## DATA SHOWN
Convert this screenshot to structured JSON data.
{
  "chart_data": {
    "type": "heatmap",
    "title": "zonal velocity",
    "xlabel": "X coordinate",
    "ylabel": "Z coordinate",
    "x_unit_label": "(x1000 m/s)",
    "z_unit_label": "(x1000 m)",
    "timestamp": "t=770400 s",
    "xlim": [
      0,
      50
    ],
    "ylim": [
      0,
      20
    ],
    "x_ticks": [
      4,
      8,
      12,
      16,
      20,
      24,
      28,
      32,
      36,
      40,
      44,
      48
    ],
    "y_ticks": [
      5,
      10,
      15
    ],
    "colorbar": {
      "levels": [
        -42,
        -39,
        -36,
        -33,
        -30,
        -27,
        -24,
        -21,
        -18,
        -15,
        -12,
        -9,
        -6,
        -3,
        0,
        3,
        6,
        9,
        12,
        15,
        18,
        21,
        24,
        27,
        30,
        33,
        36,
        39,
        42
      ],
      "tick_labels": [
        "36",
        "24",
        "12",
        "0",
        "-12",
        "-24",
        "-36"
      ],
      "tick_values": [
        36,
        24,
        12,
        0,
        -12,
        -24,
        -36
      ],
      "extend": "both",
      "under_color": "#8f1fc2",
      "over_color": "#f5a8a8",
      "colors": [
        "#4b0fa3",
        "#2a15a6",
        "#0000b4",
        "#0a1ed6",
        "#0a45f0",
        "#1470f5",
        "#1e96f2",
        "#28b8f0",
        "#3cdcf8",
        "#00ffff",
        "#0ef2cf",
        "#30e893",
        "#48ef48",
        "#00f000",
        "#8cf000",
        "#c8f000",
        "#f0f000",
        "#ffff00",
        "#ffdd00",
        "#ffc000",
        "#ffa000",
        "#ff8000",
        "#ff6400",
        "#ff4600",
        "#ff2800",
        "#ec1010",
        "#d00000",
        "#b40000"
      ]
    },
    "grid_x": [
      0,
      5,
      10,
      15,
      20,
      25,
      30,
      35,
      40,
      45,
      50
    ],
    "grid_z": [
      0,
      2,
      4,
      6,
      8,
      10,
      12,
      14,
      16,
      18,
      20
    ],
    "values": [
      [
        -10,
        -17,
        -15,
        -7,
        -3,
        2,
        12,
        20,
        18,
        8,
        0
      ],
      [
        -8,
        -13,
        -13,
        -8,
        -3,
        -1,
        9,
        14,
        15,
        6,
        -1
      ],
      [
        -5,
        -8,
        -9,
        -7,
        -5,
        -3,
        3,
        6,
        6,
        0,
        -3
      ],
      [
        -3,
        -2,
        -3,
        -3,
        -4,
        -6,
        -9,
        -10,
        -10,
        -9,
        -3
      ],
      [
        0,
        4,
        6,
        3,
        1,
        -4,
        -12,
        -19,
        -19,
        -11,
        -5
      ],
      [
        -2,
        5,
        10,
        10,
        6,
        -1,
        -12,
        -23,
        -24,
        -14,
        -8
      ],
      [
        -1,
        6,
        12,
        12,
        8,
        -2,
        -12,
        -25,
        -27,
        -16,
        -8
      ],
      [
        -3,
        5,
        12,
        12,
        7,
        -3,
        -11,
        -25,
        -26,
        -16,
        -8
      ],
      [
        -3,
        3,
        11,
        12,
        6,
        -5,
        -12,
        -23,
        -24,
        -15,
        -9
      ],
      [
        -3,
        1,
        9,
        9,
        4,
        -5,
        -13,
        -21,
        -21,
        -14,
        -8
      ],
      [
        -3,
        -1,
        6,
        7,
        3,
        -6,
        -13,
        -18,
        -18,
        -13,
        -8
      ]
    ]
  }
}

## AIM OF THE EXERCISE
Your answer should be a single number: the count of lines in the listing that contain the word "coordinate".

## THE SOLUTION
2